* begin Source *

There are some design patterns that one can take a lifetime to get right. The state pattern is one of these. As you build up state machines with complicated sub-states and resources that are required in some but not all states some serious decisions have to be made about how to manage the detail of the implementation. Do you make your state objects flyweight? How do you represent common state? When and how are state objects created and destroyed? For some time I've thought that the observer pattern was one of these patterns that simply take experience to get right. Lately I've been swinging from that view. I've now formed the view that the observer pattern itself is the problem. Before I start to argue my case, I think we have to look a little closer at what observer is trying to achieve.

The Observer pattern is fairly simple in concept. You start with a client object that is able to navigate to a server object. The client subscribes to the server object using a special inherited interface class that describes the calls that can be made back upon the client. When events occur, client receives the callbacks.

Observer is often talked about in the context of the Model-View-Controller mega-pattern, where the model object tells the controller about changes to its state as they occur. It is also a pattern crucial to the handling of asynchronous communications and actions in many cases, where an object will register with a scheduler to be notified when it can next read or write to its file descriptor. I developed a system in C++ for my current place of employment very much based around this concept. Because each object is essentially an independent entity connected to external stimulus via observer patterns they can be seen to live a live on their own, decoupled nicely.

The problems in the observer pattern start to emerge when you questions like: "When do I deregister from the server object?" and "If this observation represents the state of some entity, should I get a callback immediately?" and "If I am the source of this change event, how I should I update my own state to reflect the change?".

* end Source *

Directive
Retype the passage on the observer pattern above, everything from "Observer is often" down to "own, decoupled nicely.", with no changes.

* begin Listed records *

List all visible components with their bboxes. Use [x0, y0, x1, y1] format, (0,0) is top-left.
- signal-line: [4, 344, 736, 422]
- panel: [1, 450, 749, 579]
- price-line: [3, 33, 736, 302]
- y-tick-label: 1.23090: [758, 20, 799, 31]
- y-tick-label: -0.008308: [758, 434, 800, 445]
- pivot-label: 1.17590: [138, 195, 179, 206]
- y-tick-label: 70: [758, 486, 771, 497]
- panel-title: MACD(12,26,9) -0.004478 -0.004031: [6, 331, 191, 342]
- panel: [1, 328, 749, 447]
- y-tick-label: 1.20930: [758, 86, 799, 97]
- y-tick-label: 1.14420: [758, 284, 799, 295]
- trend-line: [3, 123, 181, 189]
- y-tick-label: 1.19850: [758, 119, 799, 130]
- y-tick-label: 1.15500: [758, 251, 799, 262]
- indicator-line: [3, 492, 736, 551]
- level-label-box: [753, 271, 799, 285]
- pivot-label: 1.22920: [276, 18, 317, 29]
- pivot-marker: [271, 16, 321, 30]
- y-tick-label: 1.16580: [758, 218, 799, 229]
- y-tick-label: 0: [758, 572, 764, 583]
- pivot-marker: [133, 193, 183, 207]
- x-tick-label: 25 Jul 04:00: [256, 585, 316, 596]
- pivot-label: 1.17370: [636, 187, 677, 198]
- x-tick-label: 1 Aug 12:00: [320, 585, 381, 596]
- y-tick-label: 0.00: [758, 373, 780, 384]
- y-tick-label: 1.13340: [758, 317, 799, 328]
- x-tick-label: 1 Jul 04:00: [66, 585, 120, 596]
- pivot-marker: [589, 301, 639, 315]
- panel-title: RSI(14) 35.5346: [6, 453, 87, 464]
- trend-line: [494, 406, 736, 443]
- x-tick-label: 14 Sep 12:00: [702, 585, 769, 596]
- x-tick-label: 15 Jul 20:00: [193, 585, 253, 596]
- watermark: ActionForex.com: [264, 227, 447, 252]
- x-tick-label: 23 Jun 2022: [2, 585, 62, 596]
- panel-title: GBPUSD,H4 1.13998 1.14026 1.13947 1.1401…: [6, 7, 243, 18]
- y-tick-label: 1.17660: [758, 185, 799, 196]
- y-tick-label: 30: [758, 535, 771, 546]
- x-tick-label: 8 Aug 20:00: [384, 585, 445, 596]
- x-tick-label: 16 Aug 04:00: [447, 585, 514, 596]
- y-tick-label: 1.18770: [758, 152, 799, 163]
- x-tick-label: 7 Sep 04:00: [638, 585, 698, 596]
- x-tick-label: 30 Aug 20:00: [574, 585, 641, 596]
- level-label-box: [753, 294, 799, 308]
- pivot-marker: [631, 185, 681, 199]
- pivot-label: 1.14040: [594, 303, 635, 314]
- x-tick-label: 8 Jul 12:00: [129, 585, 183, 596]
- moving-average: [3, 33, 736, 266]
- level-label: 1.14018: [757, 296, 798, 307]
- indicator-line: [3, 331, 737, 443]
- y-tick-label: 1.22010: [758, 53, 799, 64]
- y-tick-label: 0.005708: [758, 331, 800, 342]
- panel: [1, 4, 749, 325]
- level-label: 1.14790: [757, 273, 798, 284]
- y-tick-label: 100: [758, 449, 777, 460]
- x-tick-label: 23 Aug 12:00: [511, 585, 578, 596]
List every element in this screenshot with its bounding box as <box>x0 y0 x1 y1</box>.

* end Listed records *
* begin Listed records *

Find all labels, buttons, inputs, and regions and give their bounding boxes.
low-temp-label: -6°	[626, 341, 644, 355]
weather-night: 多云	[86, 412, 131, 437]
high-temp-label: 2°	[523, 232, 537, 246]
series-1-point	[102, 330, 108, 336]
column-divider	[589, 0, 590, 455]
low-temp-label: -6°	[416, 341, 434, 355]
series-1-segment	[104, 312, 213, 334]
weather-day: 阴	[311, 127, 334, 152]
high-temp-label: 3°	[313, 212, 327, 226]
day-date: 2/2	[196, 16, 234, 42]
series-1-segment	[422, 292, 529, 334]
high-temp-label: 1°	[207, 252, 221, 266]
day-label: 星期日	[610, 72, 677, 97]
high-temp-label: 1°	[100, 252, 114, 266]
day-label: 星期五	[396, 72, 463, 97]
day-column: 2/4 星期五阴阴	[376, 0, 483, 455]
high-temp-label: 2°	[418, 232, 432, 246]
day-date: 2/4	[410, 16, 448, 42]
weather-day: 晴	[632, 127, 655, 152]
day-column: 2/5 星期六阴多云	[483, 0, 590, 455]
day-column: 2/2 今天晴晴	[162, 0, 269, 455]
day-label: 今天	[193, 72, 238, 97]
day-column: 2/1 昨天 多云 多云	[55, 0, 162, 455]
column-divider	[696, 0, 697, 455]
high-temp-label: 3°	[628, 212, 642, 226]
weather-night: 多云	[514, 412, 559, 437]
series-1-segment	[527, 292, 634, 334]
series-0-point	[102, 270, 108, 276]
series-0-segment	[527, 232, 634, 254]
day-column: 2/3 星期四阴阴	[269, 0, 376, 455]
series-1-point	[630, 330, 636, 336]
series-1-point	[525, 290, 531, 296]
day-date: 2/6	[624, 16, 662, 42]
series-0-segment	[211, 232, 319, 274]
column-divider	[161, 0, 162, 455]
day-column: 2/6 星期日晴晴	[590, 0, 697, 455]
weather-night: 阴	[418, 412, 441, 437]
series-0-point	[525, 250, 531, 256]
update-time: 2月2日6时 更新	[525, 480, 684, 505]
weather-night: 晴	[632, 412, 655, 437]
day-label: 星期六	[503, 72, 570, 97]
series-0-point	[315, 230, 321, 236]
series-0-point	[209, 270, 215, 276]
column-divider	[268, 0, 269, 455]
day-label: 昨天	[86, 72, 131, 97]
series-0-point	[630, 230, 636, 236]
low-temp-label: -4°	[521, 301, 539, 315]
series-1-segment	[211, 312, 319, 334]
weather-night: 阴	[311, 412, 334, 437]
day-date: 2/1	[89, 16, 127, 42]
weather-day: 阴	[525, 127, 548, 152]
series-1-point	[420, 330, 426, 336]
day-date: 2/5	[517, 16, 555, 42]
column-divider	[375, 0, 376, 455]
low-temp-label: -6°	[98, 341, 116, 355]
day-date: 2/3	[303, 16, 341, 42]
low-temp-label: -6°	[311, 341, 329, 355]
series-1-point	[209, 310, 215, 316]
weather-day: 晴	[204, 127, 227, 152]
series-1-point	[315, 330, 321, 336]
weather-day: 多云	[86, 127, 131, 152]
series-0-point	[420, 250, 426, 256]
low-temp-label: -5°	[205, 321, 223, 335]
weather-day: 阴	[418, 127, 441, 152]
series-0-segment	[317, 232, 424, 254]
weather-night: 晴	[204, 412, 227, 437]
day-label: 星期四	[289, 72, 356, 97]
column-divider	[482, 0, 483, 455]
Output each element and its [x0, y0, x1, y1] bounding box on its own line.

* end Listed records *

Response to this task
Observer is often talked about in the context of the Model-View-Controller mega-pattern, where the model object tells the controller about changes to its state as they occur. It is also a pattern crucial to the handling of asynchronous communications and actions in many cases, where an object will register with a scheduler to be notified when it can next read or write to its file descriptor. I developed a system in C++ for my current place of employment very much based around this concept. Because each object is essentially an independent entity connected to external stimulus via observer patterns they can be seen to live a live on their own, decoupled nicely.